A block of data
-----

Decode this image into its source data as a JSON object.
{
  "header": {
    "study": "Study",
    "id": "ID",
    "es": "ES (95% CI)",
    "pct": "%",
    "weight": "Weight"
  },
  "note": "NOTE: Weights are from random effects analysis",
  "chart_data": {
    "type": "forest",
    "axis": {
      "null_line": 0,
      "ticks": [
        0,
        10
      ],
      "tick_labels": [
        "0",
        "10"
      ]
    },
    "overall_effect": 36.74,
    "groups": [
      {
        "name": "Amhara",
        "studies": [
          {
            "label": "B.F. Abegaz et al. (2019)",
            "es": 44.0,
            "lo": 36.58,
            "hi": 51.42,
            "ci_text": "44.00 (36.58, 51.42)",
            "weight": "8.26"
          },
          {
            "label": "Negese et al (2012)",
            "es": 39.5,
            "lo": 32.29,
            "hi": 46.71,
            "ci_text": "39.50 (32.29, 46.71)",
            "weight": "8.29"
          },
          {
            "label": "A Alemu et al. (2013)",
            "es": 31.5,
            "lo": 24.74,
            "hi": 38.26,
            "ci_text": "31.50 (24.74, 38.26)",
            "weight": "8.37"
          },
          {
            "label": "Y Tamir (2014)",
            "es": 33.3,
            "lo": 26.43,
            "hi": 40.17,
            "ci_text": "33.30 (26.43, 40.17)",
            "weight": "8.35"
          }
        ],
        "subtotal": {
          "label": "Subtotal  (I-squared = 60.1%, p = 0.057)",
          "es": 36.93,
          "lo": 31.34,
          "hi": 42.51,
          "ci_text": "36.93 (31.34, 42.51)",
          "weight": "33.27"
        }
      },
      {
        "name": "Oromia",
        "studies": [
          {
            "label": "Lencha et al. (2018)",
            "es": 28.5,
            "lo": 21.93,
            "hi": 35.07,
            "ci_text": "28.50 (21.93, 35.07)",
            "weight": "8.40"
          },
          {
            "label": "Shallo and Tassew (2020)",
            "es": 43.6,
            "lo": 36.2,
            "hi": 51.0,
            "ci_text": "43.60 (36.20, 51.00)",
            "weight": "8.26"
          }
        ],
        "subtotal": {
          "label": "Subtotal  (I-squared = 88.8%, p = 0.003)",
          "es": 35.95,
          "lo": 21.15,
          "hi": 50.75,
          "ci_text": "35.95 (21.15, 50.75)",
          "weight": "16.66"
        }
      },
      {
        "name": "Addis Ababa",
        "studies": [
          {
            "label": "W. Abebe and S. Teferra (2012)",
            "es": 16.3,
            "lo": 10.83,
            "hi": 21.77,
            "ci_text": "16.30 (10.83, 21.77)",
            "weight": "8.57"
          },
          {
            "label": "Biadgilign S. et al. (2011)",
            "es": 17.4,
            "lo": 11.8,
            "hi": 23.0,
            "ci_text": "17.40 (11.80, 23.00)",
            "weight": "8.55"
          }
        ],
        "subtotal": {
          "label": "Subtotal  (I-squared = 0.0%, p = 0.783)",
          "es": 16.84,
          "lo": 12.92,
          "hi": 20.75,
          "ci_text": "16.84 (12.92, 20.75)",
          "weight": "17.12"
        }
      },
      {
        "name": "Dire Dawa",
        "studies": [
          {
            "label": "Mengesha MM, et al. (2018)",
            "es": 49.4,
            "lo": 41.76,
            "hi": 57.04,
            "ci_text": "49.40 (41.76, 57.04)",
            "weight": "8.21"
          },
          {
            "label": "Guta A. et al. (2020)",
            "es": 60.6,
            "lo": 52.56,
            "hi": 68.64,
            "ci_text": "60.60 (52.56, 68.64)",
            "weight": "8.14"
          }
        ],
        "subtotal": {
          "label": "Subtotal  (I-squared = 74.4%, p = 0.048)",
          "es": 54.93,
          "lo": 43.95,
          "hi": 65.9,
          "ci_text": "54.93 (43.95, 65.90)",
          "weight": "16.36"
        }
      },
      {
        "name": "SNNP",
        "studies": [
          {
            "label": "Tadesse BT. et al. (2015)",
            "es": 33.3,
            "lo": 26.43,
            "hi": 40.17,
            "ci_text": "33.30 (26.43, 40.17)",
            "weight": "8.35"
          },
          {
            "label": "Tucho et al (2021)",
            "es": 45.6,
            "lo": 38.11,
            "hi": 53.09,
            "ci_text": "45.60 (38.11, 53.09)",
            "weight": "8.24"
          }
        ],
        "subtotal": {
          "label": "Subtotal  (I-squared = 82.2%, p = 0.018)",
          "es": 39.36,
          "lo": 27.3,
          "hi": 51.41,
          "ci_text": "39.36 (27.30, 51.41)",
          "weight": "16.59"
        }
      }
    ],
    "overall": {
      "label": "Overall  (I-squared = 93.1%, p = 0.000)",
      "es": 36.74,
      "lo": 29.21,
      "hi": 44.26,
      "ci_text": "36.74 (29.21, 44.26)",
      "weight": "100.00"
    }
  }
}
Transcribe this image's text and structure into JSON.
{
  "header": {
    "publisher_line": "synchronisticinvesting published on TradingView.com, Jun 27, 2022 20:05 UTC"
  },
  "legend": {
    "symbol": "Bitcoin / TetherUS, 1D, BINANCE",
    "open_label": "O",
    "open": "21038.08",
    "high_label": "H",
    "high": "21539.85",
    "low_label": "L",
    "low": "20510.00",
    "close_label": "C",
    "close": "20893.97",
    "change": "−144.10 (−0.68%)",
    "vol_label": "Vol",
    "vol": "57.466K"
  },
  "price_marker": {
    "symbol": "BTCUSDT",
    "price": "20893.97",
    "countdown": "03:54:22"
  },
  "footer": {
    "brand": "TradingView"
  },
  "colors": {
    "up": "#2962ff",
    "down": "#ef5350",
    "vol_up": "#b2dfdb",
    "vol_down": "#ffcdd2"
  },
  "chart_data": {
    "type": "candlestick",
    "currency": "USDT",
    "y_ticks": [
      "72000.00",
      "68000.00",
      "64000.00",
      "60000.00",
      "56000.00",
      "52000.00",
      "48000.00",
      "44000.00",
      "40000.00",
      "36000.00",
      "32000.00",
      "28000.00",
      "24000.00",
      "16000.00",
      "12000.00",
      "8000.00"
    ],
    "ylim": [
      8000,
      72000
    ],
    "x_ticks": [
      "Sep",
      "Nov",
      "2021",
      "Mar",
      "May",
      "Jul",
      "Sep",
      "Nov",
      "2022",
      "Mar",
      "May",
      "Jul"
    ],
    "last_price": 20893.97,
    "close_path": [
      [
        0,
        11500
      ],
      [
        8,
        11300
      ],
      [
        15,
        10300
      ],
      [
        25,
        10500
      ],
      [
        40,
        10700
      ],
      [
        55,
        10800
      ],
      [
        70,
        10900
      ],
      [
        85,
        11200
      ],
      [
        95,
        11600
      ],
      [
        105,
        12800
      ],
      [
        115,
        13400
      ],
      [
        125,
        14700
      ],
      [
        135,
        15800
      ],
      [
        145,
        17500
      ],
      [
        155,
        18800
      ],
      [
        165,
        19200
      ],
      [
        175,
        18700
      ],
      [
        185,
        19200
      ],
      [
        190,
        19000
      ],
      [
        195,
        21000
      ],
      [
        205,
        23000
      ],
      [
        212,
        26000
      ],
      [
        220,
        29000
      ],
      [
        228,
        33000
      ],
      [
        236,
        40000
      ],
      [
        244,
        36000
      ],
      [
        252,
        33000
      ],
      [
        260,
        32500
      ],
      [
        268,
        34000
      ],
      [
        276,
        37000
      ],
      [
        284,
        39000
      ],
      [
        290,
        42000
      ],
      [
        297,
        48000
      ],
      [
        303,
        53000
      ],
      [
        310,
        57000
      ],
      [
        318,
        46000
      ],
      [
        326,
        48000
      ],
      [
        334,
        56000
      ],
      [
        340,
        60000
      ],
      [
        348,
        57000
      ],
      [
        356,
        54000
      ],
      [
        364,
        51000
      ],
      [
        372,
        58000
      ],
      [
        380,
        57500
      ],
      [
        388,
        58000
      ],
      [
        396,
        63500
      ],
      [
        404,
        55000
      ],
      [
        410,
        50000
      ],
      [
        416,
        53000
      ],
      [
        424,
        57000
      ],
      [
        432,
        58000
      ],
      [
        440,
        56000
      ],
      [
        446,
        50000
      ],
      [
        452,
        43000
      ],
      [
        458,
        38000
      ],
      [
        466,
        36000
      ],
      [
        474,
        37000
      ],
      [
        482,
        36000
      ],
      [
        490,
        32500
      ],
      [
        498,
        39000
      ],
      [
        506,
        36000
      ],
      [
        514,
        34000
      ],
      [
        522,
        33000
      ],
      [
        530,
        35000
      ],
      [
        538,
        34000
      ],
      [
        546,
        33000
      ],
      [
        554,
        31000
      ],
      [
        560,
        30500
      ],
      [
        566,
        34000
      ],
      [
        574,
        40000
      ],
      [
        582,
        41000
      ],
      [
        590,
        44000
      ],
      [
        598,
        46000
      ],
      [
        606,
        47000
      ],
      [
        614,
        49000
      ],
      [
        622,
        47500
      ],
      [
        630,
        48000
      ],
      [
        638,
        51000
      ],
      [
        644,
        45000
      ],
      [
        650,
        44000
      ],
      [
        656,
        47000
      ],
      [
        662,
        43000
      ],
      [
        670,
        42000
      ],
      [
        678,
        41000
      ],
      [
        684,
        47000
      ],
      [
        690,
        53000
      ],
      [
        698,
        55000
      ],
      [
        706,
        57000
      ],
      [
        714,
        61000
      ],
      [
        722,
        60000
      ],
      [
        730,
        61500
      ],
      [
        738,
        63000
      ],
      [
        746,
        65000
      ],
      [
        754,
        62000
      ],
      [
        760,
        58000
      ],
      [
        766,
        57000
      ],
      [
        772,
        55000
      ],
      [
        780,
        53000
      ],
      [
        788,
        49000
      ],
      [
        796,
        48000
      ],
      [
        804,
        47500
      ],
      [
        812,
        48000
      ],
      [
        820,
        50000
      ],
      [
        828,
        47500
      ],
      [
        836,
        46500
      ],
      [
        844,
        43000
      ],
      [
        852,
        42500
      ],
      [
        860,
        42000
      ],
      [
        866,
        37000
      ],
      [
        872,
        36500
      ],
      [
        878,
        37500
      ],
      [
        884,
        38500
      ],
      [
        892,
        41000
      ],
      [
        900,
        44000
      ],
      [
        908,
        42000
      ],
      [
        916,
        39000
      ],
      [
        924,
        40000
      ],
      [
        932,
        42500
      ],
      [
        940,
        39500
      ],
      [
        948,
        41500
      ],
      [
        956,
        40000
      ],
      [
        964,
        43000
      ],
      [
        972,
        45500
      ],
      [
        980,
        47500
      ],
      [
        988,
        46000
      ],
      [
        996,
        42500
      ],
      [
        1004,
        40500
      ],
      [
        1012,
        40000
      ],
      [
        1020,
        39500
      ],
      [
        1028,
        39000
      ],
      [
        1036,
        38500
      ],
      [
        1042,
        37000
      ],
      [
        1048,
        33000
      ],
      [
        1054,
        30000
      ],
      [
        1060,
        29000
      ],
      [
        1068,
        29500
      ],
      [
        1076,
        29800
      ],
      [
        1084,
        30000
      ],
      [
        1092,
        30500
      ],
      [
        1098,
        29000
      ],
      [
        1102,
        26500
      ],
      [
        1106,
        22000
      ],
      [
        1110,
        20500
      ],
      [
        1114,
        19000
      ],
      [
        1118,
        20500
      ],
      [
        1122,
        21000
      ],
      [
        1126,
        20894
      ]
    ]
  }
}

-----

Tally the lines of the listing in which the word "JSON" occurs, and state the total alone.

- _RESULT OF THIS EXERCISE_: 2